**What the exercise asks:**
Repeat the material below exactly, line for line.

(Figure record listings)

......

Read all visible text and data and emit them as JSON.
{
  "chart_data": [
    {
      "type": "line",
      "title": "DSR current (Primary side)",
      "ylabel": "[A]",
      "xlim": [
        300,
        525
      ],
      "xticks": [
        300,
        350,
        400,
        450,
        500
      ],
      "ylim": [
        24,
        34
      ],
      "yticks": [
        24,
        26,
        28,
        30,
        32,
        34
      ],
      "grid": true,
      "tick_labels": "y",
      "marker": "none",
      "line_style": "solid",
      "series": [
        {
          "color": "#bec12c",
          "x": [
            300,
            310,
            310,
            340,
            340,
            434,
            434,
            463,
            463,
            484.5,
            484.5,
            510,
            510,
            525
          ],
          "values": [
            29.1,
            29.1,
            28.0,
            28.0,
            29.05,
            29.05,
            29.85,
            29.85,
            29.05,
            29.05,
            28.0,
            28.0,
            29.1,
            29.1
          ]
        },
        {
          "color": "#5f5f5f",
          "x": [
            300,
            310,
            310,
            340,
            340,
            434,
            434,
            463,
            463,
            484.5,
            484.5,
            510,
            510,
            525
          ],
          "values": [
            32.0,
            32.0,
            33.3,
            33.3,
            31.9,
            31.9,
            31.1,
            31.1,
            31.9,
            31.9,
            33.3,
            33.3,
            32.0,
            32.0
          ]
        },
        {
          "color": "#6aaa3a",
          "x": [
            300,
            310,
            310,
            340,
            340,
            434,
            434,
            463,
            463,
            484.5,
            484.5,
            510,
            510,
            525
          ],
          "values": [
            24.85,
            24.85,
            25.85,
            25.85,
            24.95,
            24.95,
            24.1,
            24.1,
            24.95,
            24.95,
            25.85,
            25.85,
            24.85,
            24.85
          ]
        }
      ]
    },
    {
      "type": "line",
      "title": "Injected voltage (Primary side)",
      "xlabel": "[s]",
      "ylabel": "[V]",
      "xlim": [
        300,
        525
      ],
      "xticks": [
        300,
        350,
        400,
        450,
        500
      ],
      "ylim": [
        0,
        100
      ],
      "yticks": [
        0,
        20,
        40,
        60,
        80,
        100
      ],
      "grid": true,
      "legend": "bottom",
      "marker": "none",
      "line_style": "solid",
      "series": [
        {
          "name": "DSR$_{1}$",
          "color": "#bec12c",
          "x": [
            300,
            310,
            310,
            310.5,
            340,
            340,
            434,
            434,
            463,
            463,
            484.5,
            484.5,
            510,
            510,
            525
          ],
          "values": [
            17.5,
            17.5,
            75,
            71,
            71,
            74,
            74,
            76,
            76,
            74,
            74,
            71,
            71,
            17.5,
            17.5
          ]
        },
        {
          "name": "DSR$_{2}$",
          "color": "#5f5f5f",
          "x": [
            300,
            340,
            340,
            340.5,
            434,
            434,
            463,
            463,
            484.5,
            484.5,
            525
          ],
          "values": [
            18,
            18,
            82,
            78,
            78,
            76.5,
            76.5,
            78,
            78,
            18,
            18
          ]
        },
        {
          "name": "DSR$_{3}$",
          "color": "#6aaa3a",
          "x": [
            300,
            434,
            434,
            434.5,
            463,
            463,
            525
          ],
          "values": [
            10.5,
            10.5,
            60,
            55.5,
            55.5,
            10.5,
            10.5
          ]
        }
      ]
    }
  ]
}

......

**Response to the task:**
Read all visible text and data and emit them as JSON.
{
  "chart_data": [
    {
      "type": "line",
      "title": "DSR current (Primary side)",
      "ylabel": "[A]",
      "xlim": [
        300,
        525
      ],
      "xticks": [
        300,
        350,
        400,
        450,
        500
      ],
      "ylim": [
        24,
        34
      ],
      "yticks": [
        24,
        26,
        28,
        30,
        32,
        34
      ],
      "grid": true,
      "tick_labels": "y",
      "marker": "none",
      "line_style": "solid",
      "series": [
        {
          "color": "#bec12c",
          "x": [
            300,
            310,
            310,
            340,
            340,
            434,
            434,
            463,
            463,
            484.5,
            484.5,
            510,
            510,
            525
          ],
          "values": [
            29.1,
            29.1,
            28.0,
            28.0,
            29.05,
            29.05,
            29.85,
            29.85,
            29.05,
            29.05,
            28.0,
            28.0,
            29.1,
            29.1
          ]
        },
        {
          "color": "#5f5f5f",
          "x": [
            300,
            310,
            310,
            340,
            340,
            434,
            434,
            463,
            463,
            484.5,
            484.5,
            510,
            510,
            525
          ],
          "values": [
            32.0,
            32.0,
            33.3,
            33.3,
            31.9,
            31.9,
            31.1,
            31.1,
            31.9,
            31.9,
            33.3,
            33.3,
            32.0,
            32.0
          ]
        },
        {
          "color": "#6aaa3a",
          "x": [
            300,
            310,
            310,
            340,
            340,
            434,
            434,
            463,
            463,
            484.5,
            484.5,
            510,
            510,
            525
          ],
          "values": [
            24.85,
            24.85,
            25.85,
            25.85,
            24.95,
            24.95,
            24.1,
            24.1,
            24.95,
            24.95,
            25.85,
            25.85,
            24.85,
            24.85
          ]
        }
      ]
    },
    {
      "type": "line",
      "title": "Injected voltage (Primary side)",
      "xlabel": "[s]",
      "ylabel": "[V]",
      "xlim": [
        300,
        525
      ],
      "xticks": [
        300,
        350,
        400,
        450,
        500
      ],
      "ylim": [
        0,
        100
      ],
      "yticks": [
        0,
        20,
        40,
        60,
        80,
        100
      ],
      "grid": true,
      "legend": "bottom",
      "marker": "none",
      "line_style": "solid",
      "series": [
        {
          "name": "DSR$_{1}$",
          "color": "#bec12c",
          "x": [
            300,
            310,
            310,
            310.5,
            340,
            340,
            434,
            434,
            463,
            463,
            484.5,
            484.5,
            510,
            510,
            525
          ],
          "values": [
            17.5,
            17.5,
            75,
            71,
            71,
            74,
            74,
            76,
            76,
            74,
            74,
            71,
            71,
            17.5,
            17.5
          ]
        },
        {
          "name": "DSR$_{2}$",
          "color": "#5f5f5f",
          "x": [
            300,
            340,
            340,
            340.5,
            434,
            434,
            463,
            463,
            484.5,
            484.5,
            525
          ],
          "values": [
            18,
            18,
            82,
            78,
            78,
            76.5,
            76.5,
            78,
            78,
            18,
            18
          ]
        },
        {
          "name": "DSR$_{3}$",
          "color": "#6aaa3a",
          "x": [
            300,
            434,
            434,
            434.5,
            463,
            463,
            525
          ],
          "values": [
            10.5,
            10.5,
            60,
            55.5,
            55.5,
            10.5,
            10.5
          ]
        }
      ]
    }
  ]
}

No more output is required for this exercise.